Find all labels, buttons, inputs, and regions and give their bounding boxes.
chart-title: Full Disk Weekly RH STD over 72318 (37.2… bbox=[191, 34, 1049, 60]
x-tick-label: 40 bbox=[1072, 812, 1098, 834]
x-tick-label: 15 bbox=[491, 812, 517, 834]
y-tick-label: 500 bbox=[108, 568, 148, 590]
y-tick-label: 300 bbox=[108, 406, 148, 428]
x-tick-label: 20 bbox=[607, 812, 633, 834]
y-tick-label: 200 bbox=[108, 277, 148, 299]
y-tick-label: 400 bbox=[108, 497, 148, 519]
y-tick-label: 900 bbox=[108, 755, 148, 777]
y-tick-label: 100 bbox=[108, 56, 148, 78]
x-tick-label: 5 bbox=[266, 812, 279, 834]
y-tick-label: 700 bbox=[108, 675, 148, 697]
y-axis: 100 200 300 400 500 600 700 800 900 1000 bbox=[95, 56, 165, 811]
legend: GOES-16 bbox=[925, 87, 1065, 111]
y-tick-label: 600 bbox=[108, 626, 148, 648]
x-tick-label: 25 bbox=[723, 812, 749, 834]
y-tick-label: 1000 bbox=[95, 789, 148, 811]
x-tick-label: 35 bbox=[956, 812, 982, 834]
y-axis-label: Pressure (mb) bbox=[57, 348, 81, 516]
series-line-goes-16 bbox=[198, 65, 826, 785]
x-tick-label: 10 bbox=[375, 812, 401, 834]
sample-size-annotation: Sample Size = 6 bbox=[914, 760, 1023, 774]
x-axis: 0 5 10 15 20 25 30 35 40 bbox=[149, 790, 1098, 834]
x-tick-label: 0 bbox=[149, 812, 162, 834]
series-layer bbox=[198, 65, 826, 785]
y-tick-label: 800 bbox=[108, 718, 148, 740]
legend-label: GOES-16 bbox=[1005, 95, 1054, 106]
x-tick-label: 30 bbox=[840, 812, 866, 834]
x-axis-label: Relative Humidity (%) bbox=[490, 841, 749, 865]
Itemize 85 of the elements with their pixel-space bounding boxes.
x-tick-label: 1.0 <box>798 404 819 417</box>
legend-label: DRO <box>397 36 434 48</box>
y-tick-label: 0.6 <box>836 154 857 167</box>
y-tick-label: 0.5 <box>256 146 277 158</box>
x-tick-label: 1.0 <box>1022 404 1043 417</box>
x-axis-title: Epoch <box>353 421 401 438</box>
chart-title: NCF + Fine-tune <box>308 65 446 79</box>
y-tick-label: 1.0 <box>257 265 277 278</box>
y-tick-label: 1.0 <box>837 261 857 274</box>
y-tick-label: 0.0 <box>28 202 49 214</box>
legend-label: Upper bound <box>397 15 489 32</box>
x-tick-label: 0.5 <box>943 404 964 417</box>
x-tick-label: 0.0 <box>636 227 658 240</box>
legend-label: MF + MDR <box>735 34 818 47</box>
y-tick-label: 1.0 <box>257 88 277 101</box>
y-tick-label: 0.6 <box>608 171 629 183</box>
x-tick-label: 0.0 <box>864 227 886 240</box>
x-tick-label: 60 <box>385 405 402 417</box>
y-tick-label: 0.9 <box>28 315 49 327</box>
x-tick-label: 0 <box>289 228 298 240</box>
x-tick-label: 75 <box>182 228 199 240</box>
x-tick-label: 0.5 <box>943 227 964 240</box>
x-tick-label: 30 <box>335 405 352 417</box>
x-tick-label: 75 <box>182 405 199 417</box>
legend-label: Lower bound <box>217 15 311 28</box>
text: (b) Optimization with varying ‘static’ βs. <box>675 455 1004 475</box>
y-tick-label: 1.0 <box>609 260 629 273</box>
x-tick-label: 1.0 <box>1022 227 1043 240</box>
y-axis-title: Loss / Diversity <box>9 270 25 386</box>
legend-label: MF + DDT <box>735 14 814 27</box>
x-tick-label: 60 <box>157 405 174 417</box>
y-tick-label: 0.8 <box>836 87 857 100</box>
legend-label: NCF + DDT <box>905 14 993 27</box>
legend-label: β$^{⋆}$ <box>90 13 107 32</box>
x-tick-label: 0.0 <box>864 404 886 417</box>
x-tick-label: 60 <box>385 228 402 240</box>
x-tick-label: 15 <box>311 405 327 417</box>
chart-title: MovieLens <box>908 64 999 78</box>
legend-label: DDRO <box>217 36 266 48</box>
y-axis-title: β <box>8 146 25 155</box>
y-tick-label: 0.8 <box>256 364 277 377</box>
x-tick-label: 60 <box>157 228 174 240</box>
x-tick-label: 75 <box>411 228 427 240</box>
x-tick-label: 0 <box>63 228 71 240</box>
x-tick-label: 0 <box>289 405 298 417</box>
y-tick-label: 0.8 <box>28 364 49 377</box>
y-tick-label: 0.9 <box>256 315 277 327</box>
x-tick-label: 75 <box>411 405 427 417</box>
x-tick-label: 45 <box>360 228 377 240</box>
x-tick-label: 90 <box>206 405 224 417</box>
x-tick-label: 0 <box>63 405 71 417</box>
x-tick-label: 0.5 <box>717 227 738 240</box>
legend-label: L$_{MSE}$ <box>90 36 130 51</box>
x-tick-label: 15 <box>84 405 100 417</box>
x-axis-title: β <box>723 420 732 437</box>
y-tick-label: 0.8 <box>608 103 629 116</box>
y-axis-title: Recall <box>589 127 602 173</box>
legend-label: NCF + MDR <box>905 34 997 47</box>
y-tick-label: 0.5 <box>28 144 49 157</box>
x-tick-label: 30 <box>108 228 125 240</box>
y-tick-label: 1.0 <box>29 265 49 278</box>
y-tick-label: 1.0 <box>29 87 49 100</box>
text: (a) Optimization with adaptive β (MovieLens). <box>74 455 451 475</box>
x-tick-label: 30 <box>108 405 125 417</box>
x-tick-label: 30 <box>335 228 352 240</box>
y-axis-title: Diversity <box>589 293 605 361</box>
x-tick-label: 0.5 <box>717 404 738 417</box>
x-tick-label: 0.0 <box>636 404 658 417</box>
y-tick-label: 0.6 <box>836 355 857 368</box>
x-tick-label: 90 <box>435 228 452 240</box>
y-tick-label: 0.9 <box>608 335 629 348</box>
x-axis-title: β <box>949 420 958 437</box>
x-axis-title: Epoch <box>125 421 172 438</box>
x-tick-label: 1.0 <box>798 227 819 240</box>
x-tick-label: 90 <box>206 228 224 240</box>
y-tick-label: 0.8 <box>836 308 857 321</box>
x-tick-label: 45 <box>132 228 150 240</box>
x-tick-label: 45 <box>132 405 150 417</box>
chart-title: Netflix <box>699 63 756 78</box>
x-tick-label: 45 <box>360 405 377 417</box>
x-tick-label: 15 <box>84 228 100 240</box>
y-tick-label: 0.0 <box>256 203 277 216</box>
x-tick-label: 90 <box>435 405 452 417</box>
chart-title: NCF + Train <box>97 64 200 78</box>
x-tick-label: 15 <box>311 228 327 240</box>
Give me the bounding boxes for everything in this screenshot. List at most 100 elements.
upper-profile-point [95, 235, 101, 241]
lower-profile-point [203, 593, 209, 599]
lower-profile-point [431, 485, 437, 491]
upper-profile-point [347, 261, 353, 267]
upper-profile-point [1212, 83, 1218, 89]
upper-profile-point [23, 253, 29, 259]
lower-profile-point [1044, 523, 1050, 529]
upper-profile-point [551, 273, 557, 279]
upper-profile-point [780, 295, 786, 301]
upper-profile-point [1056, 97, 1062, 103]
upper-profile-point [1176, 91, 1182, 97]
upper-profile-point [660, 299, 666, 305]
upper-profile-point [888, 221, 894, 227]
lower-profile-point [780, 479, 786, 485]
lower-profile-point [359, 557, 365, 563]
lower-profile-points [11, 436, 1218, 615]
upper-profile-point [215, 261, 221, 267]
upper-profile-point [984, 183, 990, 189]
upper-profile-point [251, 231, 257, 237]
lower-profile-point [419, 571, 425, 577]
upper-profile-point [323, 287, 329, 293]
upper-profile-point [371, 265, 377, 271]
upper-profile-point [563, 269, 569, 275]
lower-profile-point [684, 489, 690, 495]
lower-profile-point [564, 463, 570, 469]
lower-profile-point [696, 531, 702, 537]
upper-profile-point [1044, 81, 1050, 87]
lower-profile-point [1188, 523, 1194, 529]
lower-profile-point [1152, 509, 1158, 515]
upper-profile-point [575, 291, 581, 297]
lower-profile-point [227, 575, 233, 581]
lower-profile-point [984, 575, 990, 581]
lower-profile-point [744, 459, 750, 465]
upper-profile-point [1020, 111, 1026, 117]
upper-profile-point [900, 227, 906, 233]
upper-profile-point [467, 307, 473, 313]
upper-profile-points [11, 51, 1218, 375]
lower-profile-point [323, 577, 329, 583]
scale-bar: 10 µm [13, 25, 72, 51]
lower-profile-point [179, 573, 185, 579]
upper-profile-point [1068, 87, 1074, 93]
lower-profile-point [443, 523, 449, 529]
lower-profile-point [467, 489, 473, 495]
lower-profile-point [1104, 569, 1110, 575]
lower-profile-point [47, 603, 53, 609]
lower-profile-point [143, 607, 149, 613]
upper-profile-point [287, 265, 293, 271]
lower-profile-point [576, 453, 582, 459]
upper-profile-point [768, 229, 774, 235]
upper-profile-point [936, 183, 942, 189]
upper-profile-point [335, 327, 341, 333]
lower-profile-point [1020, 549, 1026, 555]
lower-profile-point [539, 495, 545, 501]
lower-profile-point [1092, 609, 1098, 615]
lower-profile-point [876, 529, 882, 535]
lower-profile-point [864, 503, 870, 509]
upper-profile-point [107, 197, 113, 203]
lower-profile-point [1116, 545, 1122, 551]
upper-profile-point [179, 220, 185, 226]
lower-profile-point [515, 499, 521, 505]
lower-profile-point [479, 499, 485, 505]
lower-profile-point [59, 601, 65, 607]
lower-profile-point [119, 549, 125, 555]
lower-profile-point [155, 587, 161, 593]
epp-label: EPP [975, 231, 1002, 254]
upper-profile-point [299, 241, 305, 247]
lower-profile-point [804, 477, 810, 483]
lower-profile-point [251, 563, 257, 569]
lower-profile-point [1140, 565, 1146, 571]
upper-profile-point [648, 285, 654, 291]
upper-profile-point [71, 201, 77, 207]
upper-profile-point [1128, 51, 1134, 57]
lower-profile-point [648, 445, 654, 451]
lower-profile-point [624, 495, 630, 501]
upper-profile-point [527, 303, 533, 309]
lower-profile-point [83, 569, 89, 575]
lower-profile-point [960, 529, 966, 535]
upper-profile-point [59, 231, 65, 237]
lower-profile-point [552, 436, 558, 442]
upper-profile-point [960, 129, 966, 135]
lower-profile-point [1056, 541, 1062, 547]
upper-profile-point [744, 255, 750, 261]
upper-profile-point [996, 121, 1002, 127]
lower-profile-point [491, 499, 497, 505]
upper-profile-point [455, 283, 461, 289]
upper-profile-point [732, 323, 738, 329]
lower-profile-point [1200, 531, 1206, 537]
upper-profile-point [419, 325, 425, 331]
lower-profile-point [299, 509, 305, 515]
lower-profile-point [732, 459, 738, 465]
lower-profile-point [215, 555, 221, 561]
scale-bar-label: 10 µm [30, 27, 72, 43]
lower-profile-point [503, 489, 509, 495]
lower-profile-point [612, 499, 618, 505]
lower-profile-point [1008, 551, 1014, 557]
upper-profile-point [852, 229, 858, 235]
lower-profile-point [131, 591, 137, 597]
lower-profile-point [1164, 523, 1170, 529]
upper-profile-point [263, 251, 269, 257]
--
### Request
Starting at the first line of the records above, write out each line verbatim through the line that contains "x-tick-label: 0 bbox=[149, 812, 162, 834]", and include that line.

### Reply to the task
Find all labels, buttons, inputs, and regions and give their bounding boxes.
chart-title: Full Disk Weekly RH STD over 72318 (37.2… bbox=[191, 34, 1049, 60]
x-tick-label: 40 bbox=[1072, 812, 1098, 834]
x-tick-label: 15 bbox=[491, 812, 517, 834]
y-tick-label: 500 bbox=[108, 568, 148, 590]
y-tick-label: 300 bbox=[108, 406, 148, 428]
x-tick-label: 20 bbox=[607, 812, 633, 834]
y-tick-label: 200 bbox=[108, 277, 148, 299]
y-tick-label: 400 bbox=[108, 497, 148, 519]
y-tick-label: 900 bbox=[108, 755, 148, 777]
y-tick-label: 100 bbox=[108, 56, 148, 78]
x-tick-label: 5 bbox=[266, 812, 279, 834]
y-tick-label: 700 bbox=[108, 675, 148, 697]
y-axis: 100 200 300 400 500 600 700 800 900 1000 bbox=[95, 56, 165, 811]
legend: GOES-16 bbox=[925, 87, 1065, 111]
y-tick-label: 600 bbox=[108, 626, 148, 648]
x-tick-label: 25 bbox=[723, 812, 749, 834]
y-tick-label: 1000 bbox=[95, 789, 148, 811]
x-tick-label: 35 bbox=[956, 812, 982, 834]
y-axis-label: Pressure (mb) bbox=[57, 348, 81, 516]
series-line-goes-16 bbox=[198, 65, 826, 785]
x-tick-label: 10 bbox=[375, 812, 401, 834]
sample-size-annotation: Sample Size = 6 bbox=[914, 760, 1023, 774]
x-axis: 0 5 10 15 20 25 30 35 40 bbox=[149, 790, 1098, 834]
x-tick-label: 0 bbox=[149, 812, 162, 834]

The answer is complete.